EXERCISE DIRECTIONS: Retype the listing that follows, word for word.

+++ PROVIDED RECORDS

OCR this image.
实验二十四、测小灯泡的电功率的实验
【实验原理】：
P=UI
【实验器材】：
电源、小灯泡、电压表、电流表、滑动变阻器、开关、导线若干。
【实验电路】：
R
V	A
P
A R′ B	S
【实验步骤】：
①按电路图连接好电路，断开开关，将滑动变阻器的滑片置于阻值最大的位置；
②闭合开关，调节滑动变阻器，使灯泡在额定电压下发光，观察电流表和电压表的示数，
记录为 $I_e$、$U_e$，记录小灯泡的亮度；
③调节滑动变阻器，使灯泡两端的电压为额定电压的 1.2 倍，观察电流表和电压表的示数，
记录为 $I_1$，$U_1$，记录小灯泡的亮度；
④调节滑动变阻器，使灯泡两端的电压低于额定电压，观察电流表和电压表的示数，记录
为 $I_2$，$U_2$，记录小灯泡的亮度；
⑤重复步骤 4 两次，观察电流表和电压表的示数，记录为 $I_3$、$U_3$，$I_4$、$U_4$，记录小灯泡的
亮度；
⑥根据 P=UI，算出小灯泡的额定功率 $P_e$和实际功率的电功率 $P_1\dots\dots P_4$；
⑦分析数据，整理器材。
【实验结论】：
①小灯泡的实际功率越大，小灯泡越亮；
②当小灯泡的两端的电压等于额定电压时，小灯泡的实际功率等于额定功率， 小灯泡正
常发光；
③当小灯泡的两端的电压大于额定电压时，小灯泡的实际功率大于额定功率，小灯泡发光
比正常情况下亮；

++++++

EXPECTED ANSWER:
OCR this image.
实验二十四、测小灯泡的电功率的实验
【实验原理】：
P=UI
【实验器材】：
电源、小灯泡、电压表、电流表、滑动变阻器、开关、导线若干。
【实验电路】：
R
V	A
P
A R′ B	S
【实验步骤】：
①按电路图连接好电路，断开开关，将滑动变阻器的滑片置于阻值最大的位置；
②闭合开关，调节滑动变阻器，使灯泡在额定电压下发光，观察电流表和电压表的示数，
记录为 $I_e$、$U_e$，记录小灯泡的亮度；
③调节滑动变阻器，使灯泡两端的电压为额定电压的 1.2 倍，观察电流表和电压表的示数，
记录为 $I_1$，$U_1$，记录小灯泡的亮度；
④调节滑动变阻器，使灯泡两端的电压低于额定电压，观察电流表和电压表的示数，记录
为 $I_2$，$U_2$，记录小灯泡的亮度；
⑤重复步骤 4 两次，观察电流表和电压表的示数，记录为 $I_3$、$U_3$，$I_4$、$U_4$，记录小灯泡的
亮度；
⑥根据 P=UI，算出小灯泡的额定功率 $P_e$和实际功率的电功率 $P_1\dots\dots P_4$；
⑦分析数据，整理器材。
【实验结论】：
①小灯泡的实际功率越大，小灯泡越亮；
②当小灯泡的两端的电压等于额定电压时，小灯泡的实际功率等于额定功率， 小灯泡正
常发光；
③当小灯泡的两端的电压大于额定电压时，小灯泡的实际功率大于额定功率，小灯泡发光
比正常情况下亮；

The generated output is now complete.